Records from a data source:
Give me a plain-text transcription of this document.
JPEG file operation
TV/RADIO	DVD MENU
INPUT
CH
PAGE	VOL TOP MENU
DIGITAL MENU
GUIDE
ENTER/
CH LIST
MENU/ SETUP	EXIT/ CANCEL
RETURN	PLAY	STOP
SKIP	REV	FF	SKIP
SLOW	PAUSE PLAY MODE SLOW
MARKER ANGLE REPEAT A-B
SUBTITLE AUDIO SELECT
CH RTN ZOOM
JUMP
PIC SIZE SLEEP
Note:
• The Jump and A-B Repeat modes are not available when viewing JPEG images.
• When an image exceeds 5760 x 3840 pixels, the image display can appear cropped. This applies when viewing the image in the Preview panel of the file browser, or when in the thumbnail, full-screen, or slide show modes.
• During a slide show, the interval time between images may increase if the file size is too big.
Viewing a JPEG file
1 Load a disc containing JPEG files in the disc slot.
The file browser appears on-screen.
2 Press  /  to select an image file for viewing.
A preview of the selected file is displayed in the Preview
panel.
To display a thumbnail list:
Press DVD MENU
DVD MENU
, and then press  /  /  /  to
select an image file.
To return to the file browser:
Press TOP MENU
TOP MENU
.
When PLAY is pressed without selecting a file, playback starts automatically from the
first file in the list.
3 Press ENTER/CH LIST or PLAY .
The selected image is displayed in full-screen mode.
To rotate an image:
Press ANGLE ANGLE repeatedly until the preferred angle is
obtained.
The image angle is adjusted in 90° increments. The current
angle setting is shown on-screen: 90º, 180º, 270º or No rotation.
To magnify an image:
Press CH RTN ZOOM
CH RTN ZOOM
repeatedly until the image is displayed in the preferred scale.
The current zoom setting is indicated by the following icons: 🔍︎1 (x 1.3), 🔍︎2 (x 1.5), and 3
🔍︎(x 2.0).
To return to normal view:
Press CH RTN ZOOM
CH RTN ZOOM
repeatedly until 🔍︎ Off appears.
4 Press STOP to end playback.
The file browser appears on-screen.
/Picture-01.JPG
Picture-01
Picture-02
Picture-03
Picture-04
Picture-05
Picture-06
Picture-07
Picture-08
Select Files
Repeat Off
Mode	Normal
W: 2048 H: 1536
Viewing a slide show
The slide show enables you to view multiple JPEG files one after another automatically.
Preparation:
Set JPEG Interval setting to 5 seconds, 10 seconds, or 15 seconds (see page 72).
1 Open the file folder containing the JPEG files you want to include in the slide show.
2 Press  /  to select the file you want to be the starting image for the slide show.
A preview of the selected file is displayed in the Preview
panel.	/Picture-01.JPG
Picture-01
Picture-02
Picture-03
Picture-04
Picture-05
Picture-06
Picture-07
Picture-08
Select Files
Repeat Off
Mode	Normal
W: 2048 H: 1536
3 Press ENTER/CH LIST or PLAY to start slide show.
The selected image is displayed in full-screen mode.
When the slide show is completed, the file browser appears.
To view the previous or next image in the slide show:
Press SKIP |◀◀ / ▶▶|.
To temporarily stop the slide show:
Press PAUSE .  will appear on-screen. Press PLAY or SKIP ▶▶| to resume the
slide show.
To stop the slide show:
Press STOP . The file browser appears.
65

Task to carry out » Your task is to transcribe the material exactly.

The output »
Give me a plain-text transcription of this document.
JPEG file operation
TV/RADIO	DVD MENU
INPUT
CH
PAGE	VOL TOP MENU
DIGITAL MENU
GUIDE
ENTER/
CH LIST
MENU/ SETUP	EXIT/ CANCEL
RETURN	PLAY	STOP
SKIP	REV	FF	SKIP
SLOW	PAUSE PLAY MODE SLOW
MARKER ANGLE REPEAT A-B
SUBTITLE AUDIO SELECT
CH RTN ZOOM
JUMP
PIC SIZE SLEEP
Note:
• The Jump and A-B Repeat modes are not available when viewing JPEG images.
• When an image exceeds 5760 x 3840 pixels, the image display can appear cropped. This applies when viewing the image in the Preview panel of the file browser, or when in the thumbnail, full-screen, or slide show modes.
• During a slide show, the interval time between images may increase if the file size is too big.
Viewing a JPEG file
1 Load a disc containing JPEG files in the disc slot.
The file browser appears on-screen.
2 Press  /  to select an image file for viewing.
A preview of the selected file is displayed in the Preview
panel.
To display a thumbnail list:
Press DVD MENU
DVD MENU
, and then press  /  /  /  to
select an image file.
To return to the file browser:
Press TOP MENU
TOP MENU
.
When PLAY is pressed without selecting a file, playback starts automatically from the
first file in the list.
3 Press ENTER/CH LIST or PLAY .
The selected image is displayed in full-screen mode.
To rotate an image:
Press ANGLE ANGLE repeatedly until the preferred angle is
obtained.
The image angle is adjusted in 90° increments. The current
angle setting is shown on-screen: 90º, 180º, 270º or No rotation.
To magnify an image:
Press CH RTN ZOOM
CH RTN ZOOM
repeatedly until the image is displayed in the preferred scale.
The current zoom setting is indicated by the following icons: 🔍︎1 (x 1.3), 🔍︎2 (x 1.5), and 3
🔍︎(x 2.0).
To return to normal view:
Press CH RTN ZOOM
CH RTN ZOOM
repeatedly until 🔍︎ Off appears.
4 Press STOP to end playback.
The file browser appears on-screen.
/Picture-01.JPG
Picture-01
Picture-02
Picture-03
Picture-04
Picture-05
Picture-06
Picture-07
Picture-08
Select Files
Repeat Off
Mode	Normal
W: 2048 H: 1536
Viewing a slide show
The slide show enables you to view multiple JPEG files one after another automatically.
Preparation:
Set JPEG Interval setting to 5 seconds, 10 seconds, or 15 seconds (see page 72).
1 Open the file folder containing the JPEG files you want to include in the slide show.
2 Press  /  to select the file you want to be the starting image for the slide show.
A preview of the selected file is displayed in the Preview
panel.	/Picture-01.JPG
Picture-01
Picture-02
Picture-03
Picture-04
Picture-05
Picture-06
Picture-07
Picture-08
Select Files
Repeat Off
Mode	Normal
W: 2048 H: 1536
3 Press ENTER/CH LIST or PLAY to start slide show.
The selected image is displayed in full-screen mode.
When the slide show is completed, the file browser appears.
To view the previous or next image in the slide show:
Press SKIP |◀◀ / ▶▶|.
To temporarily stop the slide show:
Press PAUSE .  will appear on-screen. Press PLAY or SKIP ▶▶| to resume the
slide show.
To stop the slide show:
Press STOP . The file browser appears.
65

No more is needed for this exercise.